SHORT EXERCISE:
Could you transcribe every record below exactly as written, leaving out any pictures?

##### GIVEN ENTRIES

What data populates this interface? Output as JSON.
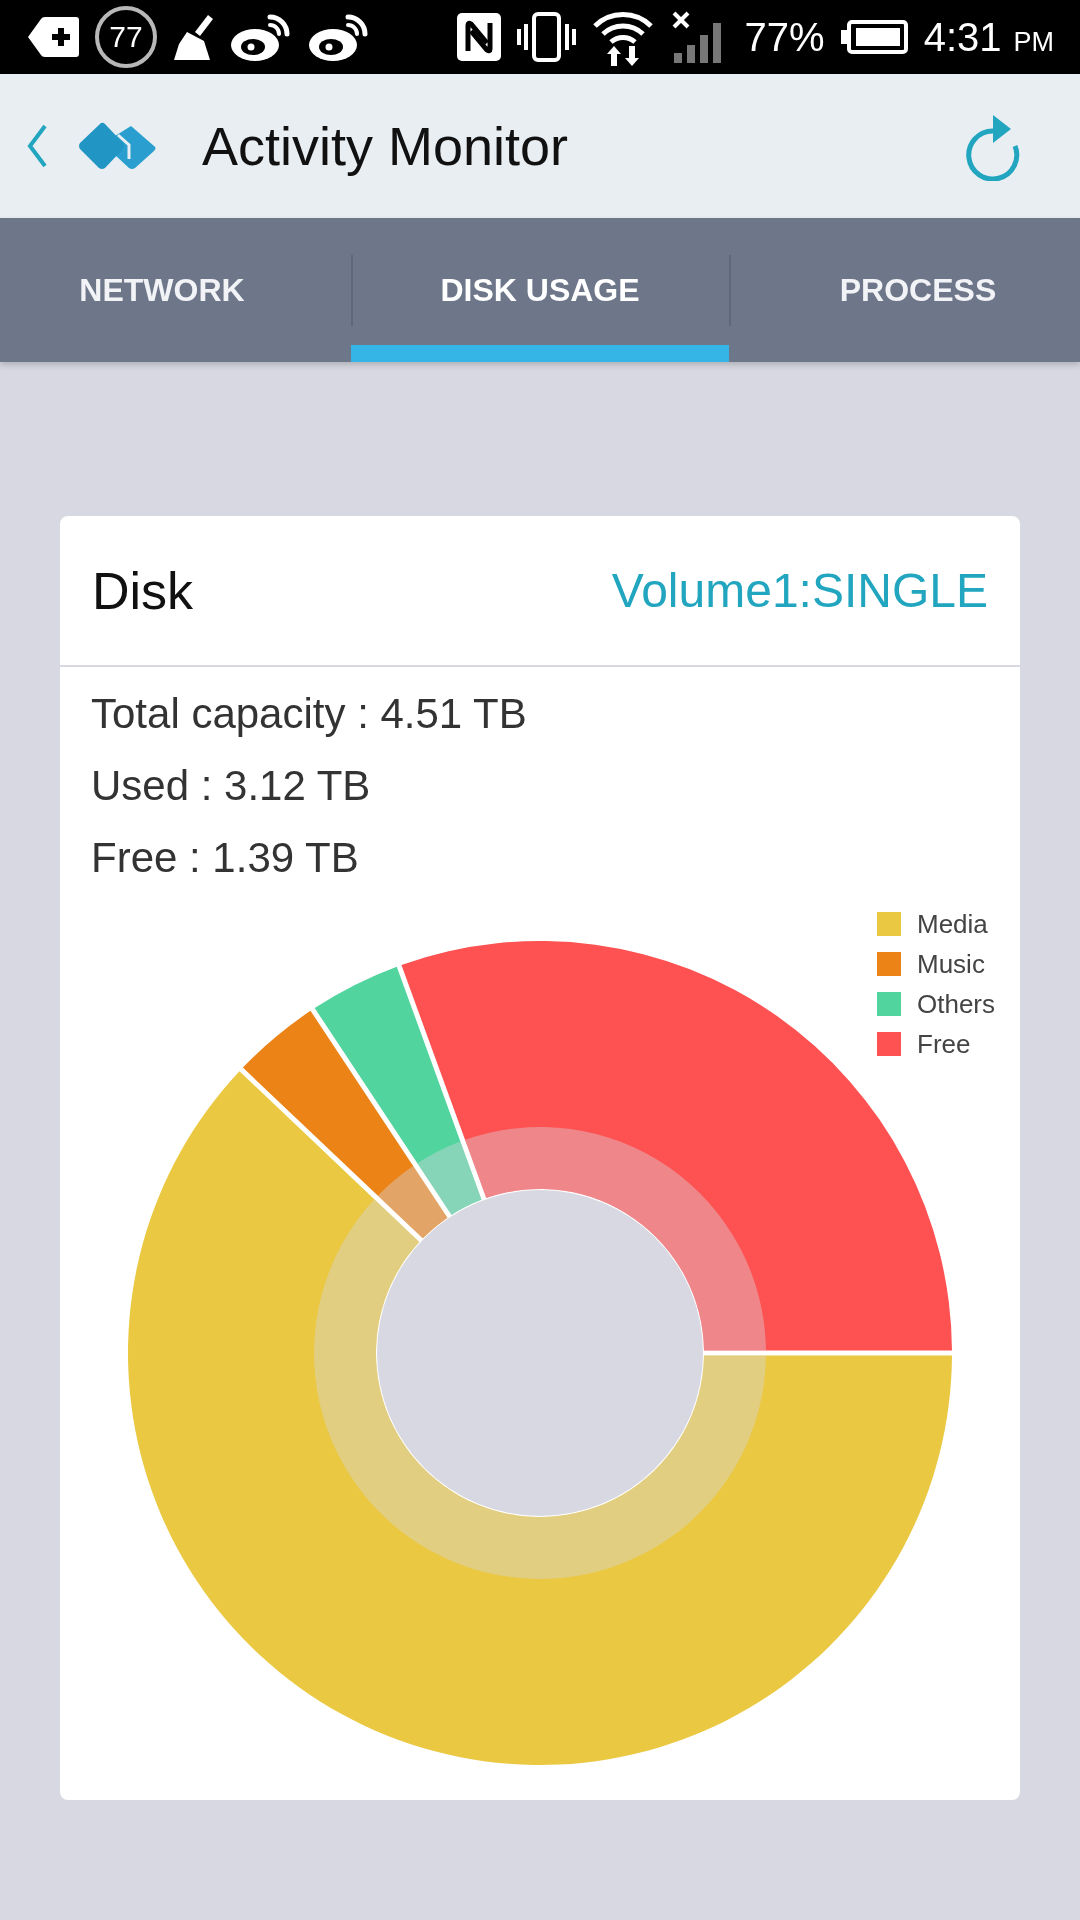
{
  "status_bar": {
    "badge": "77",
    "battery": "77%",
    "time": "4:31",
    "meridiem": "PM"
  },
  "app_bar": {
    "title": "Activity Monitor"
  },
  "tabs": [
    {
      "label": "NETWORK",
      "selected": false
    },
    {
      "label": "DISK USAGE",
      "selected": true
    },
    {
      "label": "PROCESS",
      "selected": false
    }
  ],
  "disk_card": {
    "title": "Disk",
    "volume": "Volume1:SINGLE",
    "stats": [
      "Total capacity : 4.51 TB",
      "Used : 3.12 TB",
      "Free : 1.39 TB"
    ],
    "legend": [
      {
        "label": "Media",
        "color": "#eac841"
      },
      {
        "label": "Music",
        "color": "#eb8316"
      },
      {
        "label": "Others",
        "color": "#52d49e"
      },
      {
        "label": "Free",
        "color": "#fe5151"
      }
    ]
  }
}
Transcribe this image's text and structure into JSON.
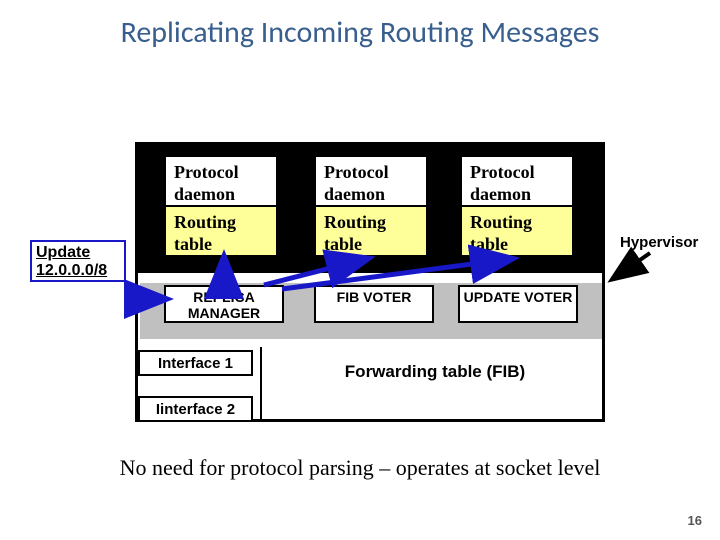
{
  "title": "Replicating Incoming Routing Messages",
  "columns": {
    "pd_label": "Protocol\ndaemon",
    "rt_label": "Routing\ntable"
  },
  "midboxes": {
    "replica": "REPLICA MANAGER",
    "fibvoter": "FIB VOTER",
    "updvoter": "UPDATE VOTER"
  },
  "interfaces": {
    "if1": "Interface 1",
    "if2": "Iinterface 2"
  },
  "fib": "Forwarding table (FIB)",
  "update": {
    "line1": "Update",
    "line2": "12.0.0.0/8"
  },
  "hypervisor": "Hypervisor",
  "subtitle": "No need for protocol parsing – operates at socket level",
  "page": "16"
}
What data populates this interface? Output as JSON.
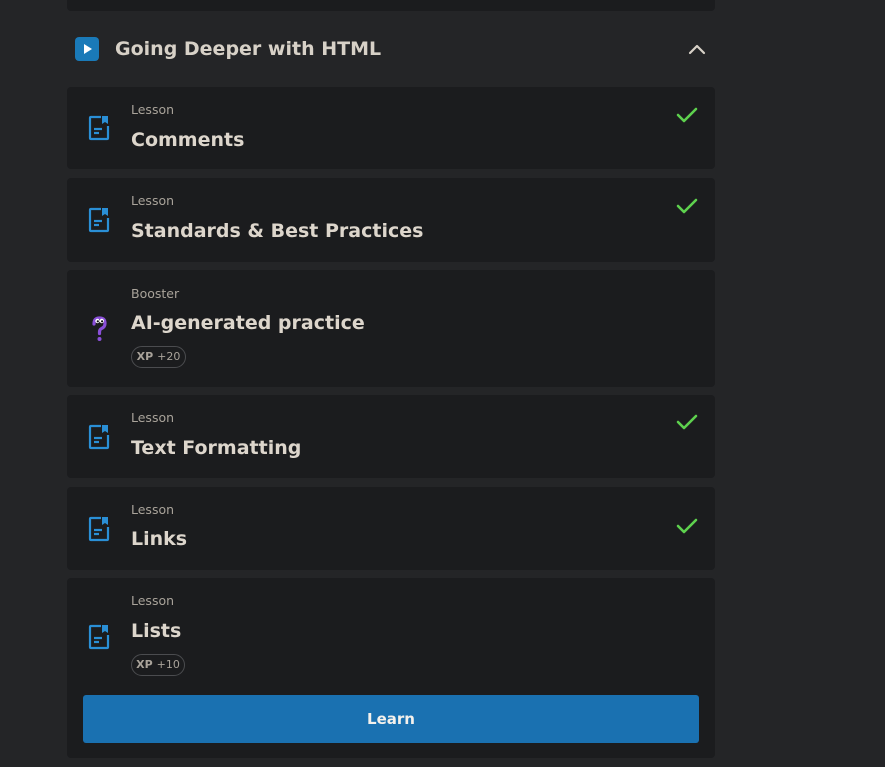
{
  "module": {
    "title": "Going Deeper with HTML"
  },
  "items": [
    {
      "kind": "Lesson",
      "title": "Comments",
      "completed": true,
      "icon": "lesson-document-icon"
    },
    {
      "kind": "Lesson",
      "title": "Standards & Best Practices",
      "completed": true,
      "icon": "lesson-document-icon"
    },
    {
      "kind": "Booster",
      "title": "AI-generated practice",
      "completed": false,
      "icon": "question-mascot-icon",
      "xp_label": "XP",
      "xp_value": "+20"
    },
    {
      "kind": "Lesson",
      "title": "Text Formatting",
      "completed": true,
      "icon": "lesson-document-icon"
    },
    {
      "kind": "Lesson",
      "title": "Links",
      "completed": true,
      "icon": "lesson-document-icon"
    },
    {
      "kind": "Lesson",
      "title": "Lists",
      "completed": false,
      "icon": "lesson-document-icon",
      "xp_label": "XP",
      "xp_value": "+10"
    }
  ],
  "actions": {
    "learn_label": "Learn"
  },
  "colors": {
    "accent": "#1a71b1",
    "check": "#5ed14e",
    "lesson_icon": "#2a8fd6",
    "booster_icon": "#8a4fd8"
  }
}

##########

SOLUTION TO THE PROBLEM:
What data populates this interface? Output as JSON.
{
  "status_bar": {
    "badge": "77",
    "battery": "77%",
    "time": "4:31",
    "meridiem": "PM"
  },
  "app_bar": {
    "title": "Activity Monitor"
  },
  "tabs": [
    {
      "label": "NETWORK",
      "selected": false
    },
    {
      "label": "DISK USAGE",
      "selected": true
    },
    {
      "label": "PROCESS",
      "selected": false
    }
  ],
  "disk_card": {
    "title": "Disk",
    "volume": "Volume1:SINGLE",
    "stats": [
      "Total capacity : 4.51 TB",
      "Used : 3.12 TB",
      "Free : 1.39 TB"
    ],
    "legend": [
      {
        "label": "Media",
        "color": "#eac841"
      },
      {
        "label": "Music",
        "color": "#eb8316"
      },
      {
        "label": "Others",
        "color": "#52d49e"
      },
      {
        "label": "Free",
        "color": "#fe5151"
      }
    ]
  }
}
Transcribe this image's text and structure into JSON.
{
  "title": "Replicating Incoming Routing Messages",
  "columns": {
    "pd_label": "Protocol\ndaemon",
    "rt_label": "Routing\ntable"
  },
  "midboxes": {
    "replica": "REPLICA MANAGER",
    "fibvoter": "FIB VOTER",
    "updvoter": "UPDATE VOTER"
  },
  "interfaces": {
    "if1": "Interface 1",
    "if2": "Iinterface 2"
  },
  "fib": "Forwarding table (FIB)",
  "update": {
    "line1": "Update",
    "line2": "12.0.0.0/8"
  },
  "hypervisor": "Hypervisor",
  "subtitle": "No need for protocol parsing – operates at socket level",
  "page": "16"
}
What data populates this interface? Output as JSON.
{
  "module": {
    "title": "Going Deeper with HTML"
  },
  "items": [
    {
      "kind": "Lesson",
      "title": "Comments",
      "completed": true,
      "icon": "lesson-document-icon"
    },
    {
      "kind": "Lesson",
      "title": "Standards & Best Practices",
      "completed": true,
      "icon": "lesson-document-icon"
    },
    {
      "kind": "Booster",
      "title": "AI-generated practice",
      "completed": false,
      "icon": "question-mascot-icon",
      "xp_label": "XP",
      "xp_value": "+20"
    },
    {
      "kind": "Lesson",
      "title": "Text Formatting",
      "completed": true,
      "icon": "lesson-document-icon"
    },
    {
      "kind": "Lesson",
      "title": "Links",
      "completed": true,
      "icon": "lesson-document-icon"
    },
    {
      "kind": "Lesson",
      "title": "Lists",
      "completed": false,
      "icon": "lesson-document-icon",
      "xp_label": "XP",
      "xp_value": "+10"
    }
  ],
  "actions": {
    "learn_label": "Learn"
  },
  "colors": {
    "accent": "#1a71b1",
    "check": "#5ed14e",
    "lesson_icon": "#2a8fd6",
    "booster_icon": "#8a4fd8"
  }
}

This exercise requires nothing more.